[begin Data]

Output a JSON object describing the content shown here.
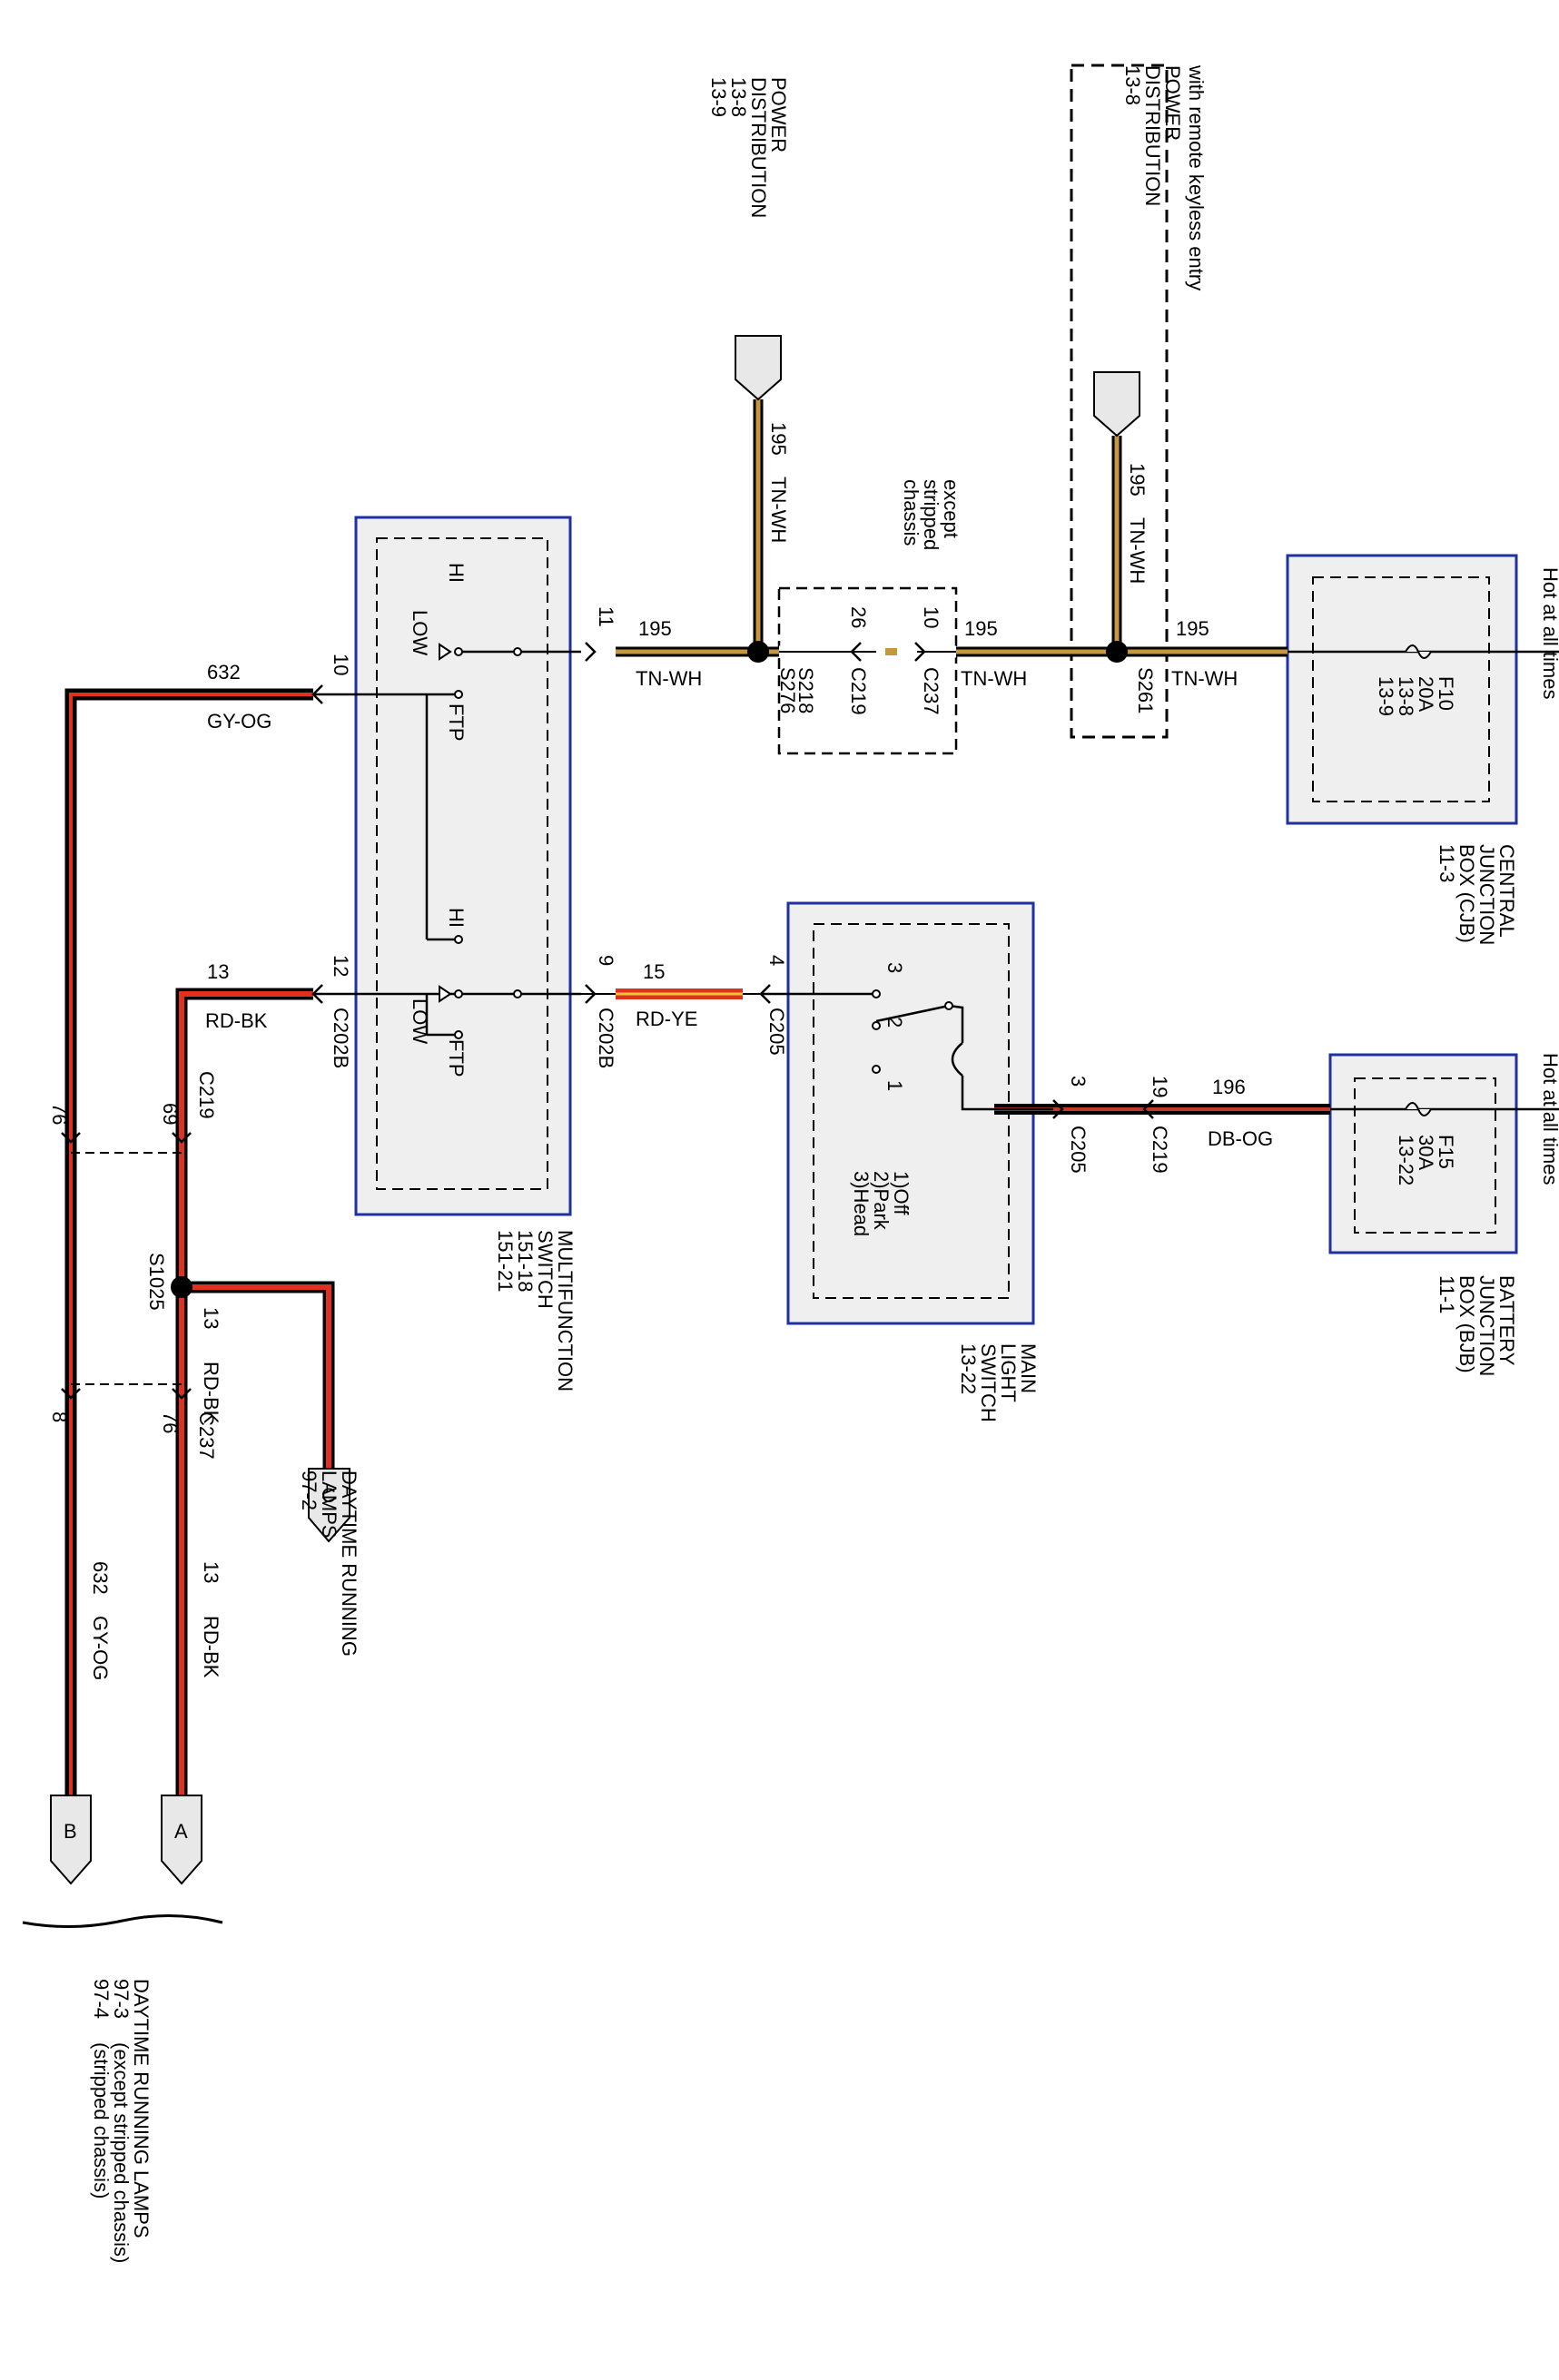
{
  "power_distribution_1": {
    "title": "POWER",
    "title2": "DISTRIBUTION",
    "ref1": "13-8",
    "ref2": "13-9"
  },
  "power_distribution_2": {
    "note": "with remote keyless entry",
    "title": "POWER",
    "title2": "DISTRIBUTION",
    "ref1": "13-8"
  },
  "except_stripped": {
    "l1": "except",
    "l2": "stripped",
    "l3": "chassis"
  },
  "hot_at_all_times": "Hot at all times",
  "cjb": {
    "fuse": "F10",
    "amps": "20A",
    "ref1": "13-8",
    "ref2": "13-9",
    "name1": "CENTRAL",
    "name2": "JUNCTION",
    "name3": "BOX (CJB)",
    "ref3": "11-3"
  },
  "bjb": {
    "fuse": "F15",
    "amps": "30A",
    "ref1": "13-22",
    "name1": "BATTERY",
    "name2": "JUNCTION",
    "name3": "BOX (BJB)",
    "ref3": "11-1"
  },
  "main_light_switch": {
    "name1": "MAIN",
    "name2": "LIGHT",
    "name3": "SWITCH",
    "ref": "13-22",
    "pos1": "1)Off",
    "pos2": "2)Park",
    "pos3": "3)Head",
    "t1": "1",
    "t2": "2",
    "t3": "3"
  },
  "multifunction_switch": {
    "name1": "MULTIFUNCTION",
    "name2": "SWITCH",
    "ref1": "151-18",
    "ref2": "151-21",
    "hi": "HI",
    "low": "LOW",
    "ftp": "FTP"
  },
  "wires": {
    "w195": "195",
    "tnwh": "TN-WH",
    "w196": "196",
    "dbog": "DB-OG",
    "w15": "15",
    "rdye": "RD-YE",
    "w632": "632",
    "gyog": "GY-OG",
    "w13": "13",
    "rdbk": "RD-BK"
  },
  "connectors": {
    "c202b": "C202B",
    "c205": "C205",
    "c219": "C219",
    "c237": "C237",
    "s276": "S276",
    "s218": "S218",
    "s261": "S261",
    "s1025": "S1025"
  },
  "pins": {
    "p11": "11",
    "p10": "10",
    "p26": "26",
    "p9": "9",
    "p12": "12",
    "p4": "4",
    "p3": "3",
    "p19": "19",
    "p69": "69",
    "p76": "76",
    "p8": "8"
  },
  "drl_c": {
    "letter": "C",
    "name1": "DAYTIME RUNNING",
    "name2": "LAMPS",
    "ref": "97-2"
  },
  "drl_ab": {
    "a": "A",
    "b": "B",
    "name": "DAYTIME RUNNING LAMPS",
    "ref1": "97-3",
    "note1": "(except stripped chassis)",
    "ref2": "97-4",
    "note2": "(stripped chassis)"
  }
}
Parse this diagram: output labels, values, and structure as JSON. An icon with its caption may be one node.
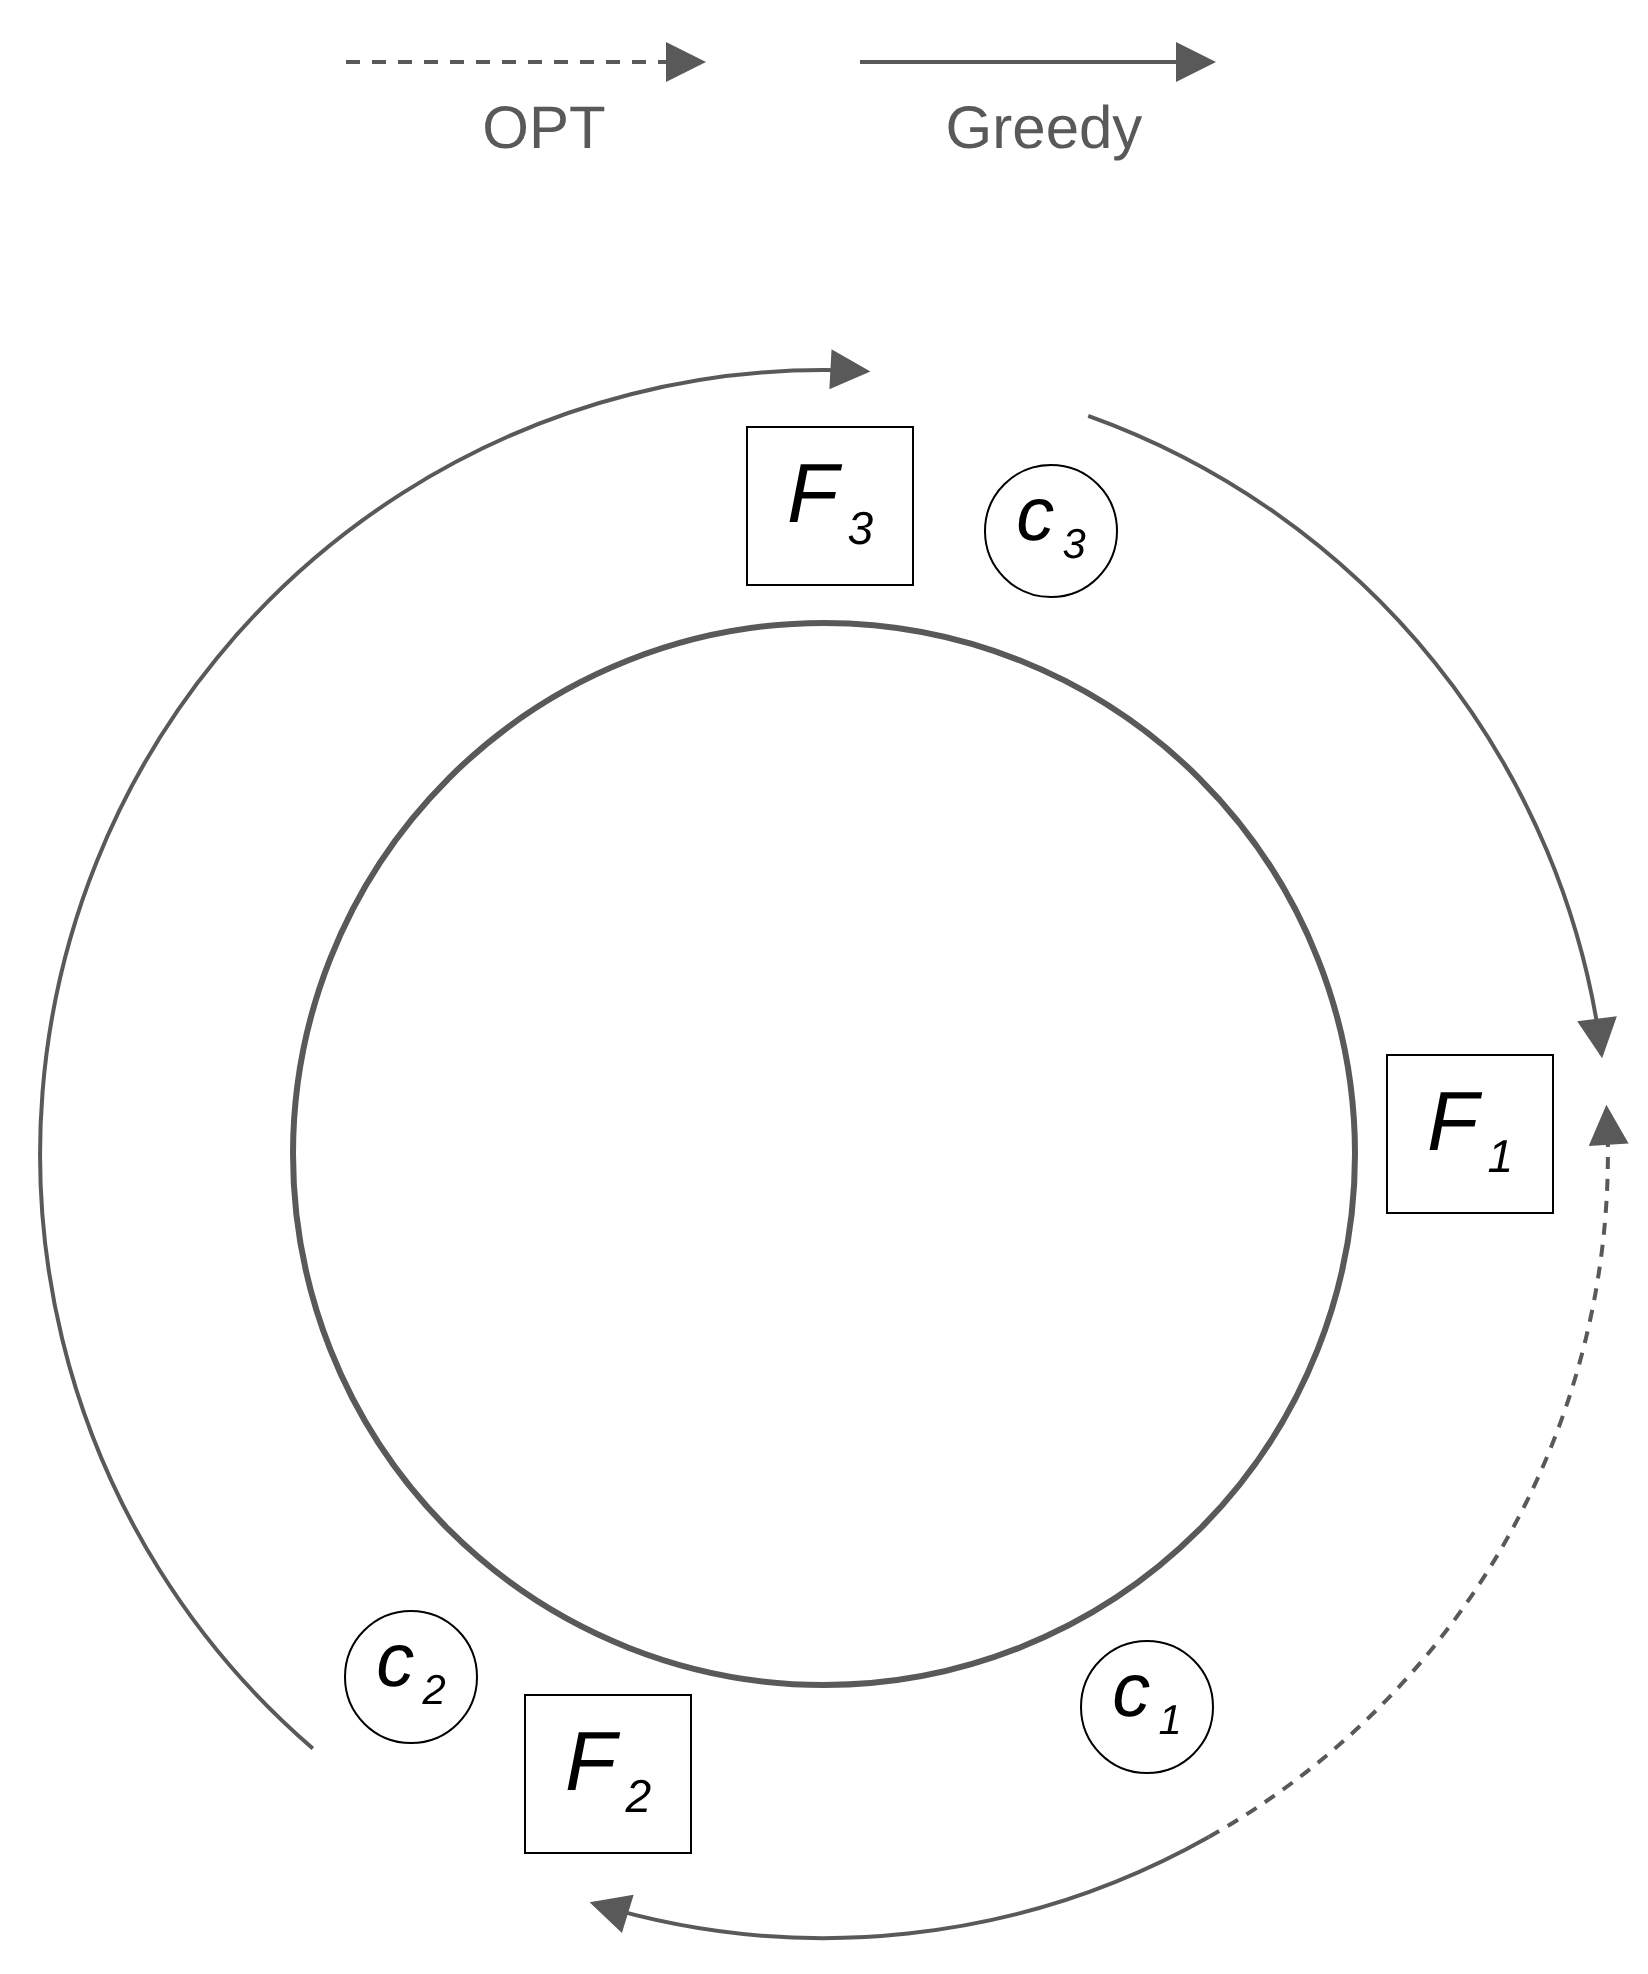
{
  "diagram": {
    "nodes": [
      {
        "text": [],
        "shape": "circle"
      },
      {
        "text": [
          "F$_{3}$"
        ]
      },
      {
        "text": [
          "c$_{3}$"
        ]
      },
      {
        "text": [
          "F$_{1}$"
        ]
      },
      {
        "text": [
          "c$_{2}$"
        ]
      },
      {
        "text": [
          "c$_{1}$"
        ]
      },
      {
        "text": [
          "F$_{2}$"
        ]
      }
    ],
    "edges": [
      {
        "from": 4,
        "to": 1,
        "arrow": "to"
      },
      {
        "from": 2,
        "to": 3,
        "arrow": "to"
      },
      {
        "from": 5,
        "to": 6,
        "arrow": "to"
      },
      {
        "from": 5,
        "to": 3,
        "arrow": "to",
        "style": "dashed"
      }
    ],
    "legend": [
      {
        "text": "OPT"
      },
      {
        "text": "Greedy"
      }
    ]
  }
}
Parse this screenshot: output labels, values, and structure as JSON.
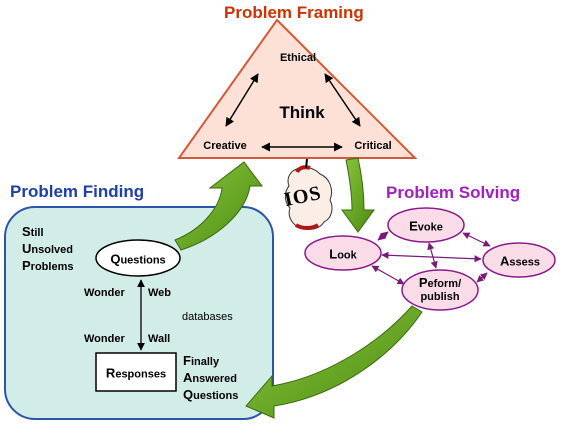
{
  "framing": {
    "title": "Problem Framing",
    "ethical": "Ethical",
    "think": "Think",
    "creative": "Creative",
    "critical": "Critical",
    "title_color": "#cc3300",
    "fill": "#fde1d7",
    "stroke": "#d25a3a"
  },
  "finding": {
    "title": "Problem Finding",
    "title_color": "#1f3fa8",
    "fill": "#d2ece8",
    "stroke": "#2a55a8",
    "still_first": "S",
    "still_rest": "till",
    "unsolved_first": "U",
    "unsolved_rest": "nsolved",
    "problems_first": "P",
    "problems_rest": "roblems",
    "questions_first": "Q",
    "questions_rest": "uestions",
    "wonder_web_left": "Wonder",
    "wonder_web_right": "Web",
    "databases": "databases",
    "wonder_wall_left": "Wonder",
    "wonder_wall_right": "Wall",
    "responses_first": "R",
    "responses_rest": "esponses",
    "finally_first": "F",
    "finally_rest": "inally",
    "answered_first": "A",
    "answered_rest": "nswered",
    "fquestions_first": "Q",
    "fquestions_rest": "uestions"
  },
  "center": {
    "logo_text": "IOS",
    "logo_icon": "apple-core-icon"
  },
  "solving": {
    "title": "Problem Solving",
    "title_color": "#a020c0",
    "node_fill": "#f9dce8",
    "node_stroke": "#8a1a8a",
    "look_first": "L",
    "look_rest": "ook",
    "evoke_first": "E",
    "evoke_rest": "voke",
    "assess_first": "A",
    "assess_rest": "ssess",
    "perform_first": "P",
    "perform_rest": "eform/",
    "perform_line2": "publish"
  },
  "arrow_color": "#5a9a10"
}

[end Data]

Stated goal
Using the material above, state how many lines include the string "RUNNING". Answer with a single number.

Written solution
2